Winning the propaganda war
As the region boils with the current crisis between Qatar and its neighbors, Turkey's domestic agenda is still locked in the coup trials and the purges in government. There is no major political breakthrough in the court cases, but another high-level politician's son-in-law has been put behind bars. Former Deputy Prime Minister Bulent Arınç's son-in-law, a cardiologist at a university in Ankara was first dismissed from his academic post as part of the Fethullah Terror Organization (FETÖ) investigation, and he is now in jail.
Law professor Ersan Şen recently stressed the separation of two approaches in the FETÖ cases. "One of them is the actual coup trial of whatever happened in the military on that night. The other more important track are the FETÖ trials in more than a dozen cities. There we see the civilian side of the power sharing," Şen said.

◆ Tasks to complete ◆
a. Answer these questions about the article on Turkey's coup trials:
(i) Which former official's son-in-law has been put behind bars?
(ii) In what city did the son-in-law work as a cardiologist?
(iii) According to Ersan Şen, in how many cities are the FETÖ trials being held?
b. Pick up the article on Turkey's coup trials after its last sentence and carry it on for a paragraph or two.

◆ Data records ◆
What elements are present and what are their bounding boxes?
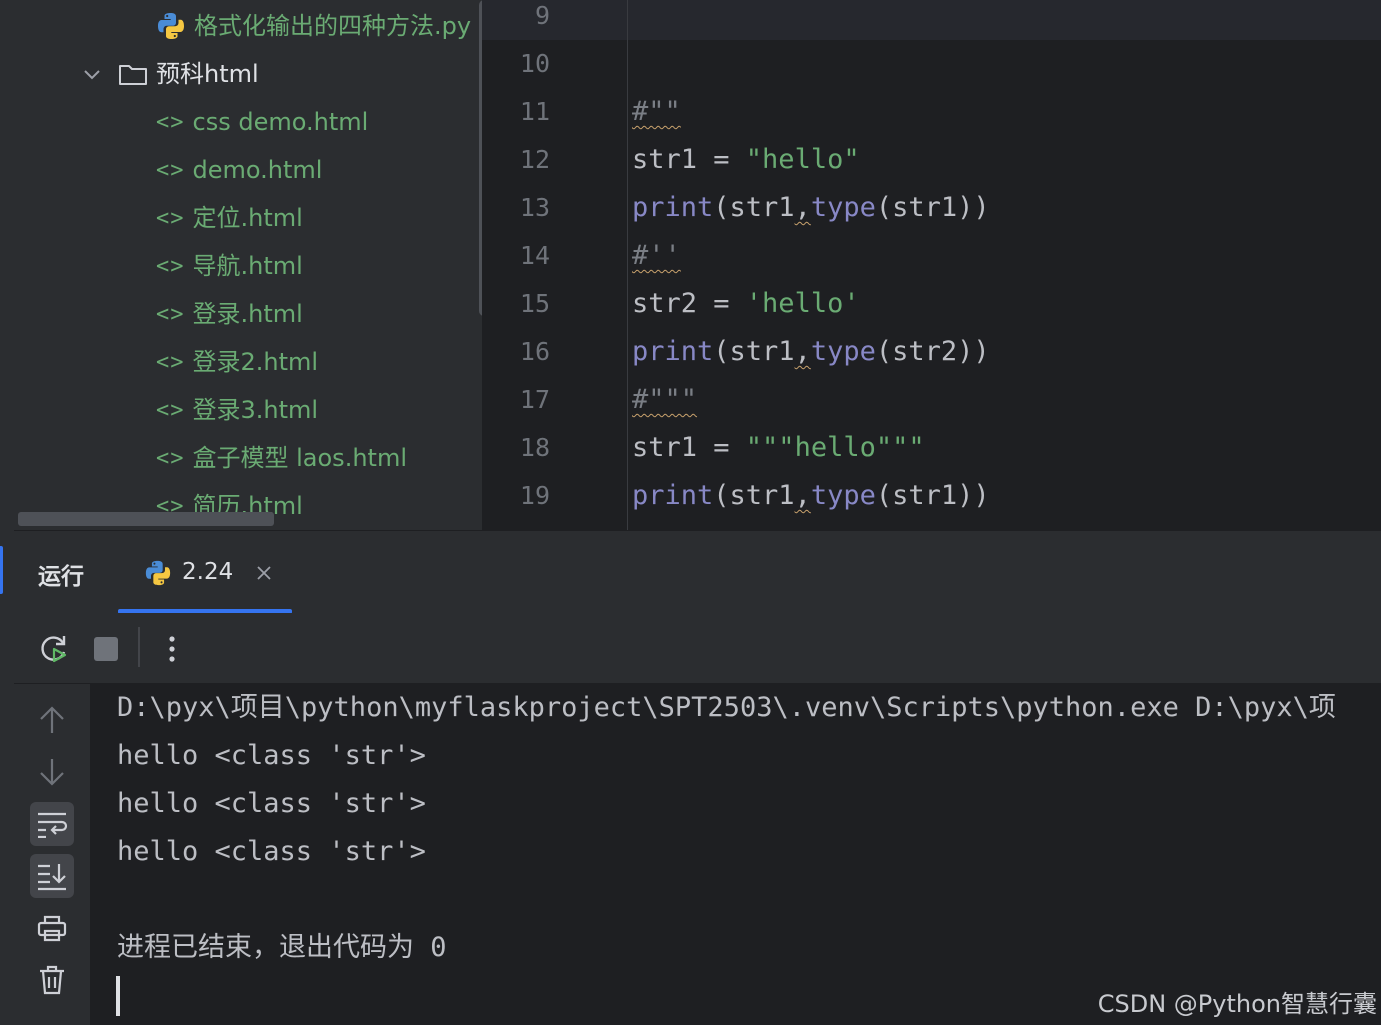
- console-line: hello <class 'str'>: [117, 788, 426, 819]
- code-line[interactable]: str1 = "hello": [632, 136, 860, 184]
- tree-item-html-file[interactable]: <> css demo.html: [14, 98, 482, 146]
- python-icon: [144, 559, 172, 591]
- tree-folder-yuke-html[interactable]: 预科html: [14, 50, 482, 98]
- tree-item-html-file[interactable]: <> 盒子模型 laos.html: [14, 434, 482, 482]
- line-number: 9: [534, 1, 550, 30]
- tree-item-label: 预科html: [156, 60, 259, 88]
- tree-item-label: 导航.html: [192, 252, 303, 280]
- current-line-highlight: [482, 0, 1381, 40]
- console-line: D:\pyx\项目\python\myflaskproject\SPT2503\…: [117, 692, 1336, 723]
- gutter-divider: [627, 0, 628, 530]
- close-icon[interactable]: [254, 559, 274, 589]
- code-line[interactable]: print(str1,type(str2)): [632, 328, 990, 376]
- console-line: hello <class 'str'>: [117, 740, 426, 771]
- trash-icon[interactable]: [30, 958, 74, 1002]
- tree-item-label: demo.html: [192, 156, 323, 184]
- run-tool-indicator: [0, 546, 3, 594]
- tree-item-label: 登录.html: [192, 300, 303, 328]
- html-file-icon: <>: [156, 205, 185, 231]
- html-file-icon: <>: [156, 445, 185, 471]
- line-number: 19: [519, 481, 550, 510]
- line-number: 14: [519, 241, 550, 270]
- watermark: CSDN @Python智慧行囊: [1097, 990, 1377, 1018]
- console-line: hello <class 'str'>: [117, 836, 426, 867]
- line-number: 16: [519, 337, 550, 366]
- chevron-down-icon[interactable]: [82, 50, 102, 98]
- html-file-icon: <>: [156, 253, 185, 279]
- run-toolbar: [14, 613, 1381, 683]
- code-line[interactable]: #'': [632, 232, 681, 280]
- tree-item-label: 格式化输出的四种方法.py: [194, 12, 472, 40]
- tree-item-label: 盒子模型 laos.html: [192, 444, 408, 472]
- html-file-icon: <>: [156, 109, 185, 135]
- code-line[interactable]: #"": [632, 88, 681, 136]
- html-file-icon: <>: [156, 397, 185, 423]
- tree-item-label: css demo.html: [192, 108, 369, 136]
- line-number: 18: [519, 433, 550, 462]
- soft-wrap-icon[interactable]: [30, 802, 74, 846]
- code-line[interactable]: print(str1,type(str1)): [632, 184, 990, 232]
- more-vertical-icon[interactable]: [152, 629, 192, 669]
- code-line[interactable]: str2 = 'hello': [632, 280, 860, 328]
- run-tool-window-title: 运行: [38, 564, 84, 590]
- run-tab-2-24[interactable]: 2.24: [118, 531, 292, 615]
- tree-item-html-file[interactable]: <> 登录2.html: [14, 338, 482, 386]
- tree-horizontal-scrollbar[interactable]: [18, 512, 274, 526]
- tree-item-html-file[interactable]: <> 登录3.html: [14, 386, 482, 434]
- console-side-toolbar: [14, 684, 90, 1025]
- code-line[interactable]: #""": [632, 376, 697, 424]
- line-number: 17: [519, 385, 550, 414]
- arrow-down-icon[interactable]: [30, 750, 74, 794]
- stop-icon[interactable]: [86, 629, 126, 669]
- line-number: 11: [519, 97, 550, 126]
- code-editor[interactable]: 9 10 11 12 13 14 15 16 17 18 19 #"" str1…: [482, 0, 1381, 530]
- tree-item-label: 登录2.html: [192, 348, 319, 376]
- python-file-icon: [156, 11, 186, 41]
- tree-item-html-file[interactable]: <> 导航.html: [14, 242, 482, 290]
- line-number: 15: [519, 289, 550, 318]
- run-tool-window-header: 运行 2.24: [14, 530, 1381, 614]
- tree-item-python-file[interactable]: 格式化输出的四种方法.py: [14, 2, 482, 50]
- arrow-up-icon[interactable]: [30, 698, 74, 742]
- scroll-to-end-icon[interactable]: [30, 854, 74, 898]
- line-number: 13: [519, 193, 550, 222]
- line-number: 10: [519, 49, 550, 78]
- line-number: 12: [519, 145, 550, 174]
- run-tab-label: 2.24: [182, 559, 234, 585]
- tree-item-html-file[interactable]: <> demo.html: [14, 146, 482, 194]
- tree-item-html-file[interactable]: <> 定位.html: [14, 194, 482, 242]
- project-tree: 格式化输出的四种方法.py 预科html <> css demo.html <>…: [14, 0, 482, 530]
- folder-icon: [118, 62, 148, 90]
- rerun-icon[interactable]: [34, 629, 74, 669]
- print-icon[interactable]: [30, 906, 74, 950]
- tree-item-html-file[interactable]: <> 登录.html: [14, 290, 482, 338]
- console-caret: [116, 976, 120, 1016]
- code-line[interactable]: str1 = """hello""": [632, 424, 925, 472]
- html-file-icon: <>: [156, 301, 185, 327]
- tree-item-label: 登录3.html: [192, 396, 319, 424]
- code-line[interactable]: print(str1,type(str1)): [632, 472, 990, 520]
- activity-strip: [0, 0, 14, 1025]
- html-file-icon: <>: [156, 157, 185, 183]
- console-line: 进程已结束，退出代码为 0: [117, 932, 447, 963]
- toolbar-separator: [138, 627, 140, 667]
- html-file-icon: <>: [156, 349, 185, 375]
- tree-item-label: 定位.html: [192, 204, 303, 232]
- console-output[interactable]: D:\pyx\项目\python\myflaskproject\SPT2503\…: [90, 684, 1381, 1025]
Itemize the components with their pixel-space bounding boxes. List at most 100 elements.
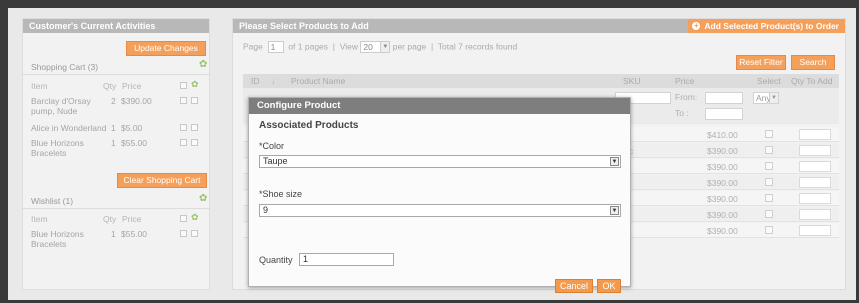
wishlist-item-qty: 1 [111, 229, 116, 239]
cart-col-qty: Qty [103, 81, 117, 91]
cart-item-name[interactable]: Blue Horizons Bracelets [31, 138, 91, 158]
cart-move-checkbox[interactable] [191, 97, 198, 104]
cart-item-qty: 1 [111, 138, 116, 148]
update-changes-button[interactable]: Update Changes [126, 41, 206, 56]
per-page-label: per page [392, 41, 427, 52]
price-to-label: To : [675, 108, 689, 118]
shoe-size-label: *Shoe size [259, 189, 303, 199]
row-qty-input[interactable] [799, 225, 831, 236]
per-page-value: 20 [363, 42, 373, 52]
page-input[interactable]: 1 [267, 41, 284, 53]
shopping-cart-title: Shopping Cart (3) [31, 62, 99, 72]
chevron-down-icon: ▼ [610, 157, 619, 166]
pager: Page 1 of 1 pages | View 20 ▼ per page | … [243, 41, 518, 53]
price-to-input[interactable] [705, 108, 743, 120]
row-select-checkbox[interactable] [765, 210, 773, 218]
product-search-title: Please Select Products to Add + Add Sele… [233, 19, 845, 33]
wishlist-move-checkbox[interactable] [191, 230, 198, 237]
wishlist-col-price: Price [122, 214, 142, 224]
row-select-checkbox[interactable] [765, 146, 773, 154]
shoe-size-select[interactable]: 9 ▼ [259, 204, 621, 217]
cart-remove-checkbox[interactable] [180, 97, 187, 104]
cart-item-qty: 1 [111, 123, 116, 133]
cart-item-name[interactable]: Alice in Wonderland [31, 123, 106, 133]
of-pages-label: of 1 pages [288, 41, 329, 52]
wishlist-col-item: Item [31, 214, 48, 224]
remove-col-icon [180, 215, 187, 222]
sort-arrow-icon: ↓ [271, 76, 276, 86]
cart-move-checkbox[interactable] [191, 139, 198, 146]
chevron-down-icon: ▼ [610, 206, 619, 215]
wishlist-item-price: $55.00 [121, 229, 147, 239]
activities-title: Customer's Current Activities [23, 19, 209, 33]
add-selected-products-button[interactable]: + Add Selected Product(s) to Order [688, 19, 845, 33]
wishlist-col-qty: Qty [103, 214, 117, 224]
cart-item-qty: 2 [111, 96, 116, 106]
customer-activities-panel: Customer's Current Activities Update Cha… [22, 18, 210, 290]
cart-remove-checkbox[interactable] [180, 139, 187, 146]
dialog-title: Configure Product [249, 98, 630, 114]
search-button[interactable]: Search [791, 55, 835, 70]
grid-header: ID ↓ Product Name SKU Price Select Qty T… [243, 74, 839, 88]
row-qty-input[interactable] [799, 209, 831, 220]
col-price[interactable]: Price [675, 76, 694, 86]
cart-col-price: Price [122, 81, 142, 91]
row-select-checkbox[interactable] [765, 162, 773, 170]
quantity-label: Quantity [259, 255, 293, 265]
view-label: View [339, 41, 358, 52]
row-qty-input[interactable] [799, 161, 831, 172]
clear-cart-button[interactable]: Clear Shopping Cart [117, 173, 207, 188]
row-price: $390.00 [707, 194, 738, 204]
row-qty-input[interactable] [799, 177, 831, 188]
plus-icon: + [692, 21, 701, 30]
ok-button[interactable]: OK [597, 279, 621, 293]
cart-col-item: Item [31, 81, 48, 91]
cart-item-price: $55.00 [121, 138, 147, 148]
cancel-button[interactable]: Cancel [555, 279, 593, 293]
remove-col-icon [180, 82, 187, 89]
configure-product-dialog: Configure Product Associated Products *C… [248, 97, 631, 293]
row-select-checkbox[interactable] [765, 194, 773, 202]
row-price: $390.00 [707, 210, 738, 220]
price-from-label: From: [675, 92, 698, 102]
divider [23, 74, 209, 75]
cart-remove-checkbox[interactable] [180, 124, 187, 131]
refresh-icon[interactable]: ✿ [199, 193, 207, 204]
refresh-icon[interactable]: ✿ [199, 59, 207, 70]
associated-products-heading: Associated Products [259, 120, 359, 131]
color-label: *Color [259, 141, 285, 151]
select-filter-dropdown[interactable]: Any ▼ [753, 92, 779, 104]
row-select-checkbox[interactable] [765, 178, 773, 186]
cart-item-name[interactable]: Barclay d'Orsay pump, Nude [31, 96, 99, 116]
per-page-select[interactable]: 20 ▼ [360, 41, 391, 53]
row-select-checkbox[interactable] [765, 226, 773, 234]
row-qty-input[interactable] [799, 193, 831, 204]
row-price: $390.00 [707, 162, 738, 172]
reset-filter-button[interactable]: Reset Filter [736, 55, 786, 70]
col-select[interactable]: Select [757, 76, 781, 86]
product-search-title-text: Please Select Products to Add [239, 21, 369, 31]
price-from-input[interactable] [705, 92, 743, 104]
col-sku[interactable]: SKU [623, 76, 640, 86]
row-select-checkbox[interactable] [765, 130, 773, 138]
cart-move-checkbox[interactable] [191, 124, 198, 131]
move-col-icon: ✿ [191, 212, 199, 222]
col-id[interactable]: ID [251, 76, 260, 86]
shoe-size-value: 9 [263, 205, 269, 215]
row-qty-input[interactable] [799, 129, 831, 140]
dialog-body: Associated Products *Color Taupe ▼ *Shoe… [249, 114, 630, 293]
add-selected-label: Add Selected Product(s) to Order [704, 21, 839, 31]
row-price: $390.00 [707, 178, 738, 188]
cart-item-price: $390.00 [121, 96, 152, 106]
wishlist-remove-checkbox[interactable] [180, 230, 187, 237]
cart-item-price: $5.00 [121, 123, 143, 133]
row-price: $390.00 [707, 226, 738, 236]
col-product-name[interactable]: Product Name [291, 76, 345, 86]
wishlist-item-name[interactable]: Blue Horizons Bracelets [31, 229, 91, 249]
row-price: $390.00 [707, 146, 738, 156]
col-qty-to-add[interactable]: Qty To Add [791, 76, 832, 86]
quantity-input[interactable]: 1 [299, 253, 394, 266]
color-select[interactable]: Taupe ▼ [259, 155, 621, 168]
chevron-down-icon: ▼ [380, 42, 390, 52]
row-qty-input[interactable] [799, 145, 831, 156]
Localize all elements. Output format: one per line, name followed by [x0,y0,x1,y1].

◆ Responses ◆
a.
(i) Former Deputy Prime Minister Bulent Arınç
(ii) Ankara
(iii) More than a dozen

b.
Indeed, Gülenists were major allies of ruling Justice and Development Party (AK Party) local officials in smaller cities. From government tenders to business deals, the partnership was so close and entangled that even now, almost a year after the bloody coup attempt, it is still impossible to break it up. It is not just family ties or intergroup marriages, Gülenists (before they became FETÖ) were the propaganda arm of the AK Party in western capitals for more than a decade.
Brussels has its own share of guilt in the current crisis, because EU officials were aware of the false allegations against military officials, journalists and academics jailed in the Sledgehammer and Ergenekon cases. For people in Washington, however, it is deeply confusing to understand today's vendetta between the AK Party and the Gülen movement.
That is why Ankara should put more emphasis on places like Capitol...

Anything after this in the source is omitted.